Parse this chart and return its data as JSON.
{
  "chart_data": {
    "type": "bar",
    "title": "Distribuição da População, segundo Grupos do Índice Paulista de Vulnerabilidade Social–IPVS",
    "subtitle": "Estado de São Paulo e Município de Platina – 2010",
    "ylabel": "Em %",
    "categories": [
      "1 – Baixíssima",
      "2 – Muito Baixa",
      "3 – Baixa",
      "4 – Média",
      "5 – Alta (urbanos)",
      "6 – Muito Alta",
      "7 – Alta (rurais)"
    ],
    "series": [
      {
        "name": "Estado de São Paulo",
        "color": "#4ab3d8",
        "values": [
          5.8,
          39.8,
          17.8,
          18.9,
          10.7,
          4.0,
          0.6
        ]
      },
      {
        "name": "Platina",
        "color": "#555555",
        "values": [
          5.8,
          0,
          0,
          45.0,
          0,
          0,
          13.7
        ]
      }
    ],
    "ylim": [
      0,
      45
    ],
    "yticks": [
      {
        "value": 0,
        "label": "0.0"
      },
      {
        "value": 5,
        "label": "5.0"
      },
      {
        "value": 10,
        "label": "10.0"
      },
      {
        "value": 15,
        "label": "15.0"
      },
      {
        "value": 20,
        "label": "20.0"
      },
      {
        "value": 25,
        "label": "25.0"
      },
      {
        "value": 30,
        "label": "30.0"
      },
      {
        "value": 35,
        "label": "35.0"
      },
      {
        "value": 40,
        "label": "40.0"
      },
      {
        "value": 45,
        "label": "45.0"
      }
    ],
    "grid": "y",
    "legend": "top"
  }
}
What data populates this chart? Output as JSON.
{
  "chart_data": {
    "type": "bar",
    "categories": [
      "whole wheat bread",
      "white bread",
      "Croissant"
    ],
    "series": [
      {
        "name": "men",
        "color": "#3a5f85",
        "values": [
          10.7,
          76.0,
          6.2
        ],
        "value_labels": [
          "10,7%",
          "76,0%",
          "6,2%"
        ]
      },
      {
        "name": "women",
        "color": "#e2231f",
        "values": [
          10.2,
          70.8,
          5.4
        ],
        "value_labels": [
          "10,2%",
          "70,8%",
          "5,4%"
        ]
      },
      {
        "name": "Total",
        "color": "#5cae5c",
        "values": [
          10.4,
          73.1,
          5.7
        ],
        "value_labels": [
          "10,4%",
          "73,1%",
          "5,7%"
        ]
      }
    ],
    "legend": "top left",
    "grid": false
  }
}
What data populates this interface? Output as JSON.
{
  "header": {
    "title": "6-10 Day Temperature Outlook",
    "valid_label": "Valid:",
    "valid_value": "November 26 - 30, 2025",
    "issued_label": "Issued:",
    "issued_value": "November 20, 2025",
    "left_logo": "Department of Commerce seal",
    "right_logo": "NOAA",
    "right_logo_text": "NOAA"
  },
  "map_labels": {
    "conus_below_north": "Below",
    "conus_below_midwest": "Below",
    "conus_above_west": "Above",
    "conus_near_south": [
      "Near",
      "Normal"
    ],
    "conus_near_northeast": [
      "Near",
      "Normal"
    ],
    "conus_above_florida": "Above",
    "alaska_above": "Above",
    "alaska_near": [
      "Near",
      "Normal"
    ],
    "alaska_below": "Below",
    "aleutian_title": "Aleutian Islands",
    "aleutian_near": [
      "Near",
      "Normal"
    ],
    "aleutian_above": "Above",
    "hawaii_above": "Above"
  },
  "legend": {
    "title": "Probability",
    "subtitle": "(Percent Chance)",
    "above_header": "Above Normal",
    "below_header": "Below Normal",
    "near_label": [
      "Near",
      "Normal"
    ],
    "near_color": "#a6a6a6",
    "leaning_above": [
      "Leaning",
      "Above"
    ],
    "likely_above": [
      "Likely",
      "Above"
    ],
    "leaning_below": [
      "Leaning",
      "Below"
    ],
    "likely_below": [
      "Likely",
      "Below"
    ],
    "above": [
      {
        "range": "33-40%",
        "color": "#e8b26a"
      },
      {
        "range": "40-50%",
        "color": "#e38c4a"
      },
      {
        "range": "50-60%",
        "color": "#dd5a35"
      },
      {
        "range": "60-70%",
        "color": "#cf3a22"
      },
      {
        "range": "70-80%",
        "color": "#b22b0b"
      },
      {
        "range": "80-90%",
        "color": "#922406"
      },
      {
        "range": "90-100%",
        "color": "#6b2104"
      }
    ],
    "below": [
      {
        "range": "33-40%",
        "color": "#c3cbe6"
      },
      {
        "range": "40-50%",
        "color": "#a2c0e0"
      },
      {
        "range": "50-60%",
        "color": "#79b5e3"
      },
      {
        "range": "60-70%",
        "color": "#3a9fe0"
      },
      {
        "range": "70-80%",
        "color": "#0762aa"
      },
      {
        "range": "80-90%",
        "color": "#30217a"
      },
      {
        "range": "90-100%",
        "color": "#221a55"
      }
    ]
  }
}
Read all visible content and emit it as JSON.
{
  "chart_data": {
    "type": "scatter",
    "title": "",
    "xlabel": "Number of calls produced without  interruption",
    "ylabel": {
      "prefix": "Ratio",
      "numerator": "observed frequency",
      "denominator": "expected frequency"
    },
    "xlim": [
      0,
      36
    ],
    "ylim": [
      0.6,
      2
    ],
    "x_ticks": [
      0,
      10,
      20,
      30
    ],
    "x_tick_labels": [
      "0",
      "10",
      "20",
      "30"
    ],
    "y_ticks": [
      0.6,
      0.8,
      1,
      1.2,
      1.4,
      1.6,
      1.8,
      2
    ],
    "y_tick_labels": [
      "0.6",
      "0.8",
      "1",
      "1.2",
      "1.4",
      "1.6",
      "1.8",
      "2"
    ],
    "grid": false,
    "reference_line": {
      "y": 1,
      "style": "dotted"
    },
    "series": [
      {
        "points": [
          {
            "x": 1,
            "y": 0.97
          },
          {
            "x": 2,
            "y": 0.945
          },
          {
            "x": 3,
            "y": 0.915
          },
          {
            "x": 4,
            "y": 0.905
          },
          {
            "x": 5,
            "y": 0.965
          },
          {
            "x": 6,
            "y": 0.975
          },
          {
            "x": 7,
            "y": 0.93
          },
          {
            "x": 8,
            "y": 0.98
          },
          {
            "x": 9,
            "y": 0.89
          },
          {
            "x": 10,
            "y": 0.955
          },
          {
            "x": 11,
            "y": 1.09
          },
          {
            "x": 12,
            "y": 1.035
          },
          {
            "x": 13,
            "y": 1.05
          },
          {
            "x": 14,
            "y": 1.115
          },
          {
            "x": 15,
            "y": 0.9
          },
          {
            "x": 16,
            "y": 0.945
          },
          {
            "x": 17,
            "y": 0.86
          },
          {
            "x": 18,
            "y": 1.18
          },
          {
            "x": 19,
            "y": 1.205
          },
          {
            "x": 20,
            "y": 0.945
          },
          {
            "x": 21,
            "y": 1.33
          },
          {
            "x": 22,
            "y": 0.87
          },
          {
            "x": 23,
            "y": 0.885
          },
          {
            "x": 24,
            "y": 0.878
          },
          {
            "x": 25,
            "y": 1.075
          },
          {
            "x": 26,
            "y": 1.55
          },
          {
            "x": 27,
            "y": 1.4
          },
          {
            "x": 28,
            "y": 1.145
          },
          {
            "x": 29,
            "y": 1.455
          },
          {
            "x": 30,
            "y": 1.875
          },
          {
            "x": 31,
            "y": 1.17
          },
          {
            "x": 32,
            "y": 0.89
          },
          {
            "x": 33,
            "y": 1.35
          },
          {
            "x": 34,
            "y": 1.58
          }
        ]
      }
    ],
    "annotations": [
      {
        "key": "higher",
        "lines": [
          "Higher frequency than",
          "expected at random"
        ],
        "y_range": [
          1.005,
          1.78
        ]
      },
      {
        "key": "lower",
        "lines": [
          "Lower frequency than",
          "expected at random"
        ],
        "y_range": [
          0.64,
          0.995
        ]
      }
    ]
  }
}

====

■ **Task prompt**:
Repeat every line of the material exactly as given.

■ **Response**:
Parse this chart and return its data as JSON.
{
  "chart_data": {
    "type": "bar",
    "title": "Distribuição da População, segundo Grupos do Índice Paulista de Vulnerabilidade Social–IPVS",
    "subtitle": "Estado de São Paulo e Município de Platina – 2010",
    "ylabel": "Em %",
    "categories": [
      "1 – Baixíssima",
      "2 – Muito Baixa",
      "3 – Baixa",
      "4 – Média",
      "5 – Alta (urbanos)",
      "6 – Muito Alta",
      "7 – Alta (rurais)"
    ],
    "series": [
      {
        "name": "Estado de São Paulo",
        "color": "#4ab3d8",
        "values": [
          5.8,
          39.8,
          17.8,
          18.9,
          10.7,
          4.0,
          0.6
        ]
      },
      {
        "name": "Platina",
        "color": "#555555",
        "values": [
          5.8,
          0,
          0,
          45.0,
          0,
          0,
          13.7
        ]
      }
    ],
    "ylim": [
      0,
      45
    ],
    "yticks": [
      {
        "value": 0,
        "label": "0.0"
      },
      {
        "value": 5,
        "label": "5.0"
      },
      {
        "value": 10,
        "label": "10.0"
      },
      {
        "value": 15,
        "label": "15.0"
      },
      {
        "value": 20,
        "label": "20.0"
      },
      {
        "value": 25,
        "label": "25.0"
      },
      {
        "value": 30,
        "label": "30.0"
      },
      {
        "value": 35,
        "label": "35.0"
      },
      {
        "value": 40,
        "label": "40.0"
      },
      {
        "value": 45,
        "label": "45.0"
      }
    ],
    "grid": "y",
    "legend": "top"
  }
}
What data populates this chart? Output as JSON.
{
  "chart_data": {
    "type": "bar",
    "categories": [
      "whole wheat bread",
      "white bread",
      "Croissant"
    ],
    "series": [
      {
        "name": "men",
        "color": "#3a5f85",
        "values": [
          10.7,
          76.0,
          6.2
        ],
        "value_labels": [
          "10,7%",
          "76,0%",
          "6,2%"
        ]
      },
      {
        "name": "women",
        "color": "#e2231f",
        "values": [
          10.2,
          70.8,
          5.4
        ],
        "value_labels": [
          "10,2%",
          "70,8%",
          "5,4%"
        ]
      },
      {
        "name": "Total",
        "color": "#5cae5c",
        "values": [
          10.4,
          73.1,
          5.7
        ],
        "value_labels": [
          "10,4%",
          "73,1%",
          "5,7%"
        ]
      }
    ],
    "legend": "top left",
    "grid": false
  }
}
What data populates this interface? Output as JSON.
{
  "header": {
    "title": "6-10 Day Temperature Outlook",
    "valid_label": "Valid:",
    "valid_value": "November 26 - 30, 2025",
    "issued_label": "Issued:",
    "issued_value": "November 20, 2025",
    "left_logo": "Department of Commerce seal",
    "right_logo": "NOAA",
    "right_logo_text": "NOAA"
  },
  "map_labels": {
    "conus_below_north": "Below",
    "conus_below_midwest": "Below",
    "conus_above_west": "Above",
    "conus_near_south": [
      "Near",
      "Normal"
    ],
    "conus_near_northeast": [
      "Near",
      "Normal"
    ],
    "conus_above_florida": "Above",
    "alaska_above": "Above",
    "alaska_near": [
      "Near",
      "Normal"
    ],
    "alaska_below": "Below",
    "aleutian_title": "Aleutian Islands",
    "aleutian_near": [
      "Near",
      "Normal"
    ],
    "aleutian_above": "Above",
    "hawaii_above": "Above"
  },
  "legend": {
    "title": "Probability",
    "subtitle": "(Percent Chance)",
    "above_header": "Above Normal",
    "below_header": "Below Normal",
    "near_label": [
      "Near",
      "Normal"
    ],
    "near_color": "#a6a6a6",
    "leaning_above": [
      "Leaning",
      "Above"
    ],
    "likely_above": [
      "Likely",
      "Above"
    ],
    "leaning_below": [
      "Leaning",
      "Below"
    ],
    "likely_below": [
      "Likely",
      "Below"
    ],
    "above": [
      {
        "range": "33-40%",
        "color": "#e8b26a"
      },
      {
        "range": "40-50%",
        "color": "#e38c4a"
      },
      {
        "range": "50-60%",
        "color": "#dd5a35"
      },
      {
        "range": "60-70%",
        "color": "#cf3a22"
      },
      {
        "range": "70-80%",
        "color": "#b22b0b"
      },
      {
        "range": "80-90%",
        "color": "#922406"
      },
      {
        "range": "90-100%",
        "color": "#6b2104"
      }
    ],
    "below": [
      {
        "range": "33-40%",
        "color": "#c3cbe6"
      },
      {
        "range": "40-50%",
        "color": "#a2c0e0"
      },
      {
        "range": "50-60%",
        "color": "#79b5e3"
      },
      {
        "range": "60-70%",
        "color": "#3a9fe0"
      },
      {
        "range": "70-80%",
        "color": "#0762aa"
      },
      {
        "range": "80-90%",
        "color": "#30217a"
      },
      {
        "range": "90-100%",
        "color": "#221a55"
      }
    ]
  }
}
Read all visible content and emit it as JSON.
{
  "chart_data": {
    "type": "scatter",
    "title": "",
    "xlabel": "Number of calls produced without  interruption",
    "ylabel": {
      "prefix": "Ratio",
      "numerator": "observed frequency",
      "denominator": "expected frequency"
    },
    "xlim": [
      0,
      36
    ],
    "ylim": [
      0.6,
      2
    ],
    "x_ticks": [
      0,
      10,
      20,
      30
    ],
    "x_tick_labels": [
      "0",
      "10",
      "20",
      "30"
    ],
    "y_ticks": [
      0.6,
      0.8,
      1,
      1.2,
      1.4,
      1.6,
      1.8,
      2
    ],
    "y_tick_labels": [
      "0.6",
      "0.8",
      "1",
      "1.2",
      "1.4",
      "1.6",
      "1.8",
      "2"
    ],
    "grid": false,
    "reference_line": {
      "y": 1,
      "style": "dotted"
    },
    "series": [
      {
        "points": [
          {
            "x": 1,
            "y": 0.97
          },
          {
            "x": 2,
            "y": 0.945
          },
          {
            "x": 3,
            "y": 0.915
          },
          {
            "x": 4,
            "y": 0.905
          },
          {
            "x": 5,
            "y": 0.965
          },
          {
            "x": 6,
            "y": 0.975
          },
          {
            "x": 7,
            "y": 0.93
          },
          {
            "x": 8,
            "y": 0.98
          },
          {
            "x": 9,
            "y": 0.89
          },
          {
            "x": 10,
            "y": 0.955
          },
          {
            "x": 11,
            "y": 1.09
          },
          {
            "x": 12,
            "y": 1.035
          },
          {
            "x": 13,
            "y": 1.05
          },
          {
            "x": 14,
            "y": 1.115
          },
          {
            "x": 15,
            "y": 0.9
          },
          {
            "x": 16,
            "y": 0.945
          },
          {
            "x": 17,
            "y": 0.86
          },
          {
            "x": 18,
            "y": 1.18
          },
          {
            "x": 19,
            "y": 1.205
          },
          {
            "x": 20,
            "y": 0.945
          },
          {
            "x": 21,
            "y": 1.33
          },
          {
            "x": 22,
            "y": 0.87
          },
          {
            "x": 23,
            "y": 0.885
          },
          {
            "x": 24,
            "y": 0.878
          },
          {
            "x": 25,
            "y": 1.075
          },
          {
            "x": 26,
            "y": 1.55
          },
          {
            "x": 27,
            "y": 1.4
          },
          {
            "x": 28,
            "y": 1.145
          },
          {
            "x": 29,
            "y": 1.455
          },
          {
            "x": 30,
            "y": 1.875
          },
          {
            "x": 31,
            "y": 1.17
          },
          {
            "x": 32,
            "y": 0.89
          },
          {
            "x": 33,
            "y": 1.35
          },
          {
            "x": 34,
            "y": 1.58
          }
        ]
      }
    ],
    "annotations": [
      {
        "key": "higher",
        "lines": [
          "Higher frequency than",
          "expected at random"
        ],
        "y_range": [
          1.005,
          1.78
        ]
      },
      {
        "key": "lower",
        "lines": [
          "Lower frequency than",
          "expected at random"
        ],
        "y_range": [
          0.64,
          0.995
        ]
      }
    ]
  }
}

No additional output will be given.